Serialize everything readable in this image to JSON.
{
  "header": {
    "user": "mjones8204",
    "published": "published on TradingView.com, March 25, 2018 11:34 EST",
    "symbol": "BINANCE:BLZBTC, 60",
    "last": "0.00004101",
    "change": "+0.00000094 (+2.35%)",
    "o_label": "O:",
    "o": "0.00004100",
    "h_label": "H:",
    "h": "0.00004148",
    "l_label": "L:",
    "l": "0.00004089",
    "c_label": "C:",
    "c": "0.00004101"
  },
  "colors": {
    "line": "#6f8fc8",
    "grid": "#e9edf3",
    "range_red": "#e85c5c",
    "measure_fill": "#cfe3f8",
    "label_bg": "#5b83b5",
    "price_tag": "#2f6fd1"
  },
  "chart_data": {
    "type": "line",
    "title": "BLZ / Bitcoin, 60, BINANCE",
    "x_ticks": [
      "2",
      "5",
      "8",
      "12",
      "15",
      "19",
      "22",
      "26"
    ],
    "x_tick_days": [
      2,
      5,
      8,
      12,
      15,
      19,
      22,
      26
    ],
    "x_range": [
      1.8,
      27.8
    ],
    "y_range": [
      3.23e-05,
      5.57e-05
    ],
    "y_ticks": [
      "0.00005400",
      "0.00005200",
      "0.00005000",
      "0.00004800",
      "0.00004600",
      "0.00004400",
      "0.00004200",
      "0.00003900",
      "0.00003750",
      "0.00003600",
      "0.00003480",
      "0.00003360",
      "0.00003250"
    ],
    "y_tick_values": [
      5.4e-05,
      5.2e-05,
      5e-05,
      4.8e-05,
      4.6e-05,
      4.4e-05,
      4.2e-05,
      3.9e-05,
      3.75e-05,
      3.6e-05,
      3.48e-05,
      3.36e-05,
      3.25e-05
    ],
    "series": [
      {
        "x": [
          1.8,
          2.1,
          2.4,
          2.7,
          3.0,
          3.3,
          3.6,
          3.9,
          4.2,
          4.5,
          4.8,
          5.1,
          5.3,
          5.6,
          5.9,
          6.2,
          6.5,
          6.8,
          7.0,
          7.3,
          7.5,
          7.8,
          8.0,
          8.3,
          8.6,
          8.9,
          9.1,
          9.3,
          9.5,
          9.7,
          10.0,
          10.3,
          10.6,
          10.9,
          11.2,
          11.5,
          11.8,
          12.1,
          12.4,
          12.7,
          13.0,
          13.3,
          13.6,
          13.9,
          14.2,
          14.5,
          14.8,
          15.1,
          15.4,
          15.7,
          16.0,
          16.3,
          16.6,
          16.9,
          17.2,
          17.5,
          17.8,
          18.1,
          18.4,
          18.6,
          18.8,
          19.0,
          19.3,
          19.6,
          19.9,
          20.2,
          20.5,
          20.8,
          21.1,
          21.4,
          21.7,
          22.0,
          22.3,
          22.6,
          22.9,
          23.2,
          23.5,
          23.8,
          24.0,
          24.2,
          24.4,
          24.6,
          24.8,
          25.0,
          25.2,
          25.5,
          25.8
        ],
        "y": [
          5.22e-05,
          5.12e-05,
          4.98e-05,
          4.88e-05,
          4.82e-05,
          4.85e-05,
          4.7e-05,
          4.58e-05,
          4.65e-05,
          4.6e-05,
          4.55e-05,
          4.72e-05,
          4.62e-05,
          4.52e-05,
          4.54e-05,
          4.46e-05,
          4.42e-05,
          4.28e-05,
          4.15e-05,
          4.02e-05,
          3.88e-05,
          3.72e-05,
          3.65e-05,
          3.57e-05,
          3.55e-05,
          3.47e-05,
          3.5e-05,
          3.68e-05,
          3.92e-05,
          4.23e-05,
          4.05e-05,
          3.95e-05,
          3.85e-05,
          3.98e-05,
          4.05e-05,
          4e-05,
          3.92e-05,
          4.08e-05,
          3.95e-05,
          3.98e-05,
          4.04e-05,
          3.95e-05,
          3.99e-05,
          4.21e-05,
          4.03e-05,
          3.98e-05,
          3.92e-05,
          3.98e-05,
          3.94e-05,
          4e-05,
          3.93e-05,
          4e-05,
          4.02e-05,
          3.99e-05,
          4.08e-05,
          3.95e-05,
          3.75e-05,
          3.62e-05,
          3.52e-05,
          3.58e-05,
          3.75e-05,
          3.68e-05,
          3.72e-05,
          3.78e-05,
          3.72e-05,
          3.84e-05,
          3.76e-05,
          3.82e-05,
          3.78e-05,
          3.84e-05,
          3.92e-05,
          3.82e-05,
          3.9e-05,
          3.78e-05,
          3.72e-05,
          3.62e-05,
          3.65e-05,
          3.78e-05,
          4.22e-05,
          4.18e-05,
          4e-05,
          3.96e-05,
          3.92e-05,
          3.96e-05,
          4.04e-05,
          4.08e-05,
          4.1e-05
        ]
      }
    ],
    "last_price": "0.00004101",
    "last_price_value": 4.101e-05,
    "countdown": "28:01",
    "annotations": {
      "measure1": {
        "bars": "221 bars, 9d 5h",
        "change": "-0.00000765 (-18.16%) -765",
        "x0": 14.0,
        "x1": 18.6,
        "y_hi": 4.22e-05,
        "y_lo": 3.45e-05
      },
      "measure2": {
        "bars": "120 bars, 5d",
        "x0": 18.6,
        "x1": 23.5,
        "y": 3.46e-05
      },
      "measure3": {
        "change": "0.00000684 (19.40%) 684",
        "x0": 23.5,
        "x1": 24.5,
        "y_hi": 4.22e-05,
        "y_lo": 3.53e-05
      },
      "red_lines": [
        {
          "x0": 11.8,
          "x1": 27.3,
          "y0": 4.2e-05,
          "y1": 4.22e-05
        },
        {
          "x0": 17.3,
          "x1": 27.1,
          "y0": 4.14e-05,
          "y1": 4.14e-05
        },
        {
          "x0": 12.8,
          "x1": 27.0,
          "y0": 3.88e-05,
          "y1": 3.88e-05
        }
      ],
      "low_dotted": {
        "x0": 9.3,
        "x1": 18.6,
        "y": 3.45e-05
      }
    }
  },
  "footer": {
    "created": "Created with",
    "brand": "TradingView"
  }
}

* WHAT THE TASK REQUIRES:
Write out the entries in full, exactly as given.

* WRITTEN REPLY:
Serialize everything readable in this image to JSON.
{
  "header": {
    "user": "mjones8204",
    "published": "published on TradingView.com, March 25, 2018 11:34 EST",
    "symbol": "BINANCE:BLZBTC, 60",
    "last": "0.00004101",
    "change": "+0.00000094 (+2.35%)",
    "o_label": "O:",
    "o": "0.00004100",
    "h_label": "H:",
    "h": "0.00004148",
    "l_label": "L:",
    "l": "0.00004089",
    "c_label": "C:",
    "c": "0.00004101"
  },
  "colors": {
    "line": "#6f8fc8",
    "grid": "#e9edf3",
    "range_red": "#e85c5c",
    "measure_fill": "#cfe3f8",
    "label_bg": "#5b83b5",
    "price_tag": "#2f6fd1"
  },
  "chart_data": {
    "type": "line",
    "title": "BLZ / Bitcoin, 60, BINANCE",
    "x_ticks": [
      "2",
      "5",
      "8",
      "12",
      "15",
      "19",
      "22",
      "26"
    ],
    "x_tick_days": [
      2,
      5,
      8,
      12,
      15,
      19,
      22,
      26
    ],
    "x_range": [
      1.8,
      27.8
    ],
    "y_range": [
      3.23e-05,
      5.57e-05
    ],
    "y_ticks": [
      "0.00005400",
      "0.00005200",
      "0.00005000",
      "0.00004800",
      "0.00004600",
      "0.00004400",
      "0.00004200",
      "0.00003900",
      "0.00003750",
      "0.00003600",
      "0.00003480",
      "0.00003360",
      "0.00003250"
    ],
    "y_tick_values": [
      5.4e-05,
      5.2e-05,
      5e-05,
      4.8e-05,
      4.6e-05,
      4.4e-05,
      4.2e-05,
      3.9e-05,
      3.75e-05,
      3.6e-05,
      3.48e-05,
      3.36e-05,
      3.25e-05
    ],
    "series": [
      {
        "x": [
          1.8,
          2.1,
          2.4,
          2.7,
          3.0,
          3.3,
          3.6,
          3.9,
          4.2,
          4.5,
          4.8,
          5.1,
          5.3,
          5.6,
          5.9,
          6.2,
          6.5,
          6.8,
          7.0,
          7.3,
          7.5,
          7.8,
          8.0,
          8.3,
          8.6,
          8.9,
          9.1,
          9.3,
          9.5,
          9.7,
          10.0,
          10.3,
          10.6,
          10.9,
          11.2,
          11.5,
          11.8,
          12.1,
          12.4,
          12.7,
          13.0,
          13.3,
          13.6,
          13.9,
          14.2,
          14.5,
          14.8,
          15.1,
          15.4,
          15.7,
          16.0,
          16.3,
          16.6,
          16.9,
          17.2,
          17.5,
          17.8,
          18.1,
          18.4,
          18.6,
          18.8,
          19.0,
          19.3,
          19.6,
          19.9,
          20.2,
          20.5,
          20.8,
          21.1,
          21.4,
          21.7,
          22.0,
          22.3,
          22.6,
          22.9,
          23.2,
          23.5,
          23.8,
          24.0,
          24.2,
          24.4,
          24.6,
          24.8,
          25.0,
          25.2,
          25.5,
          25.8
        ],
        "y": [
          5.22e-05,
          5.12e-05,
          4.98e-05,
          4.88e-05,
          4.82e-05,
          4.85e-05,
          4.7e-05,
          4.58e-05,
          4.65e-05,
          4.6e-05,
          4.55e-05,
          4.72e-05,
          4.62e-05,
          4.52e-05,
          4.54e-05,
          4.46e-05,
          4.42e-05,
          4.28e-05,
          4.15e-05,
          4.02e-05,
          3.88e-05,
          3.72e-05,
          3.65e-05,
          3.57e-05,
          3.55e-05,
          3.47e-05,
          3.5e-05,
          3.68e-05,
          3.92e-05,
          4.23e-05,
          4.05e-05,
          3.95e-05,
          3.85e-05,
          3.98e-05,
          4.05e-05,
          4e-05,
          3.92e-05,
          4.08e-05,
          3.95e-05,
          3.98e-05,
          4.04e-05,
          3.95e-05,
          3.99e-05,
          4.21e-05,
          4.03e-05,
          3.98e-05,
          3.92e-05,
          3.98e-05,
          3.94e-05,
          4e-05,
          3.93e-05,
          4e-05,
          4.02e-05,
          3.99e-05,
          4.08e-05,
          3.95e-05,
          3.75e-05,
          3.62e-05,
          3.52e-05,
          3.58e-05,
          3.75e-05,
          3.68e-05,
          3.72e-05,
          3.78e-05,
          3.72e-05,
          3.84e-05,
          3.76e-05,
          3.82e-05,
          3.78e-05,
          3.84e-05,
          3.92e-05,
          3.82e-05,
          3.9e-05,
          3.78e-05,
          3.72e-05,
          3.62e-05,
          3.65e-05,
          3.78e-05,
          4.22e-05,
          4.18e-05,
          4e-05,
          3.96e-05,
          3.92e-05,
          3.96e-05,
          4.04e-05,
          4.08e-05,
          4.1e-05
        ]
      }
    ],
    "last_price": "0.00004101",
    "last_price_value": 4.101e-05,
    "countdown": "28:01",
    "annotations": {
      "measure1": {
        "bars": "221 bars, 9d 5h",
        "change": "-0.00000765 (-18.16%) -765",
        "x0": 14.0,
        "x1": 18.6,
        "y_hi": 4.22e-05,
        "y_lo": 3.45e-05
      },
      "measure2": {
        "bars": "120 bars, 5d",
        "x0": 18.6,
        "x1": 23.5,
        "y": 3.46e-05
      },
      "measure3": {
        "change": "0.00000684 (19.40%) 684",
        "x0": 23.5,
        "x1": 24.5,
        "y_hi": 4.22e-05,
        "y_lo": 3.53e-05
      },
      "red_lines": [
        {
          "x0": 11.8,
          "x1": 27.3,
          "y0": 4.2e-05,
          "y1": 4.22e-05
        },
        {
          "x0": 17.3,
          "x1": 27.1,
          "y0": 4.14e-05,
          "y1": 4.14e-05
        },
        {
          "x0": 12.8,
          "x1": 27.0,
          "y0": 3.88e-05,
          "y1": 3.88e-05
        }
      ],
      "low_dotted": {
        "x0": 9.3,
        "x1": 18.6,
        "y": 3.45e-05
      }
    }
  },
  "footer": {
    "created": "Created with",
    "brand": "TradingView"
  }
}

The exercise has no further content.